======== Records for the task ========
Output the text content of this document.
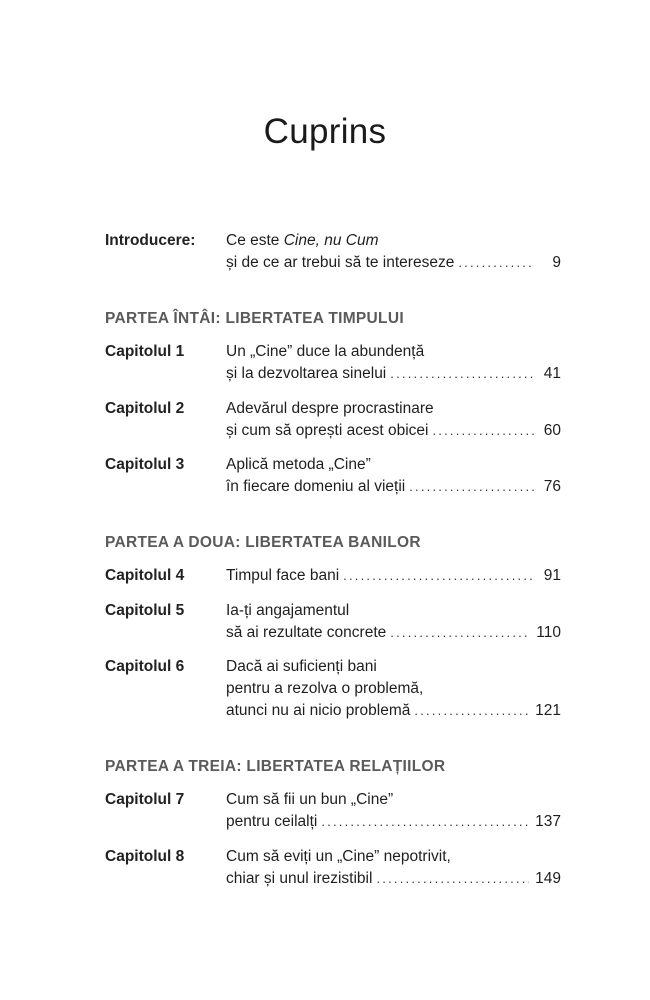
Cuprins
Introducere: Ce este Cine, nu Cum
și de ce ar trebui să te intereseze .....	9
PARTEA ÎNTÂI: LIBERTATEA TIMPULUI
Capitolul 1	Un „Cine” duce la abundență
și la dezvoltarea sinelui .....	41
Capitolul 2	Adevărul despre procrastinare
și cum să oprești acest obicei .....	60
Capitolul 3	Aplică metoda „Cine”
în fiecare domeniu al vieții .....	76
PARTEA A DOUA: LIBERTATEA BANILOR
Capitolul 4	Timpul face bani .....	91
Capitolul 5	Ia-ți angajamentul
să ai rezultate concrete .....	110
Capitolul 6	Dacă ai suficienți bani
pentru a rezolva o problemă,
atunci nu ai nicio problemă .....	121
PARTEA A TREIA: LIBERTATEA RELAȚIILOR
Capitolul 7	Cum să fii un bun „Cine”
pentru ceilalți .....	137
Capitolul 8	Cum să eviți un „Cine” nepotrivit,
chiar și unul irezistibil .....	149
========
**Task goal**
Set down the records in full and exactly. Do not carry over any image.

**Correct result**
Output the text content of this document.
Cuprins
Introducere: Ce este Cine, nu Cum
și de ce ar trebui să te intereseze .....	9
PARTEA ÎNTÂI: LIBERTATEA TIMPULUI
Capitolul 1	Un „Cine” duce la abundență
și la dezvoltarea sinelui .....	41
Capitolul 2	Adevărul despre procrastinare
și cum să oprești acest obicei .....	60
Capitolul 3	Aplică metoda „Cine”
în fiecare domeniu al vieții .....	76
PARTEA A DOUA: LIBERTATEA BANILOR
Capitolul 4	Timpul face bani .....	91
Capitolul 5	Ia-ți angajamentul
să ai rezultate concrete .....	110
Capitolul 6	Dacă ai suficienți bani
pentru a rezolva o problemă,
atunci nu ai nicio problemă .....	121
PARTEA A TREIA: LIBERTATEA RELAȚIILOR
Capitolul 7	Cum să fii un bun „Cine”
pentru ceilalți .....	137
Capitolul 8	Cum să eviți un „Cine” nepotrivit,
chiar și unul irezistibil .....	149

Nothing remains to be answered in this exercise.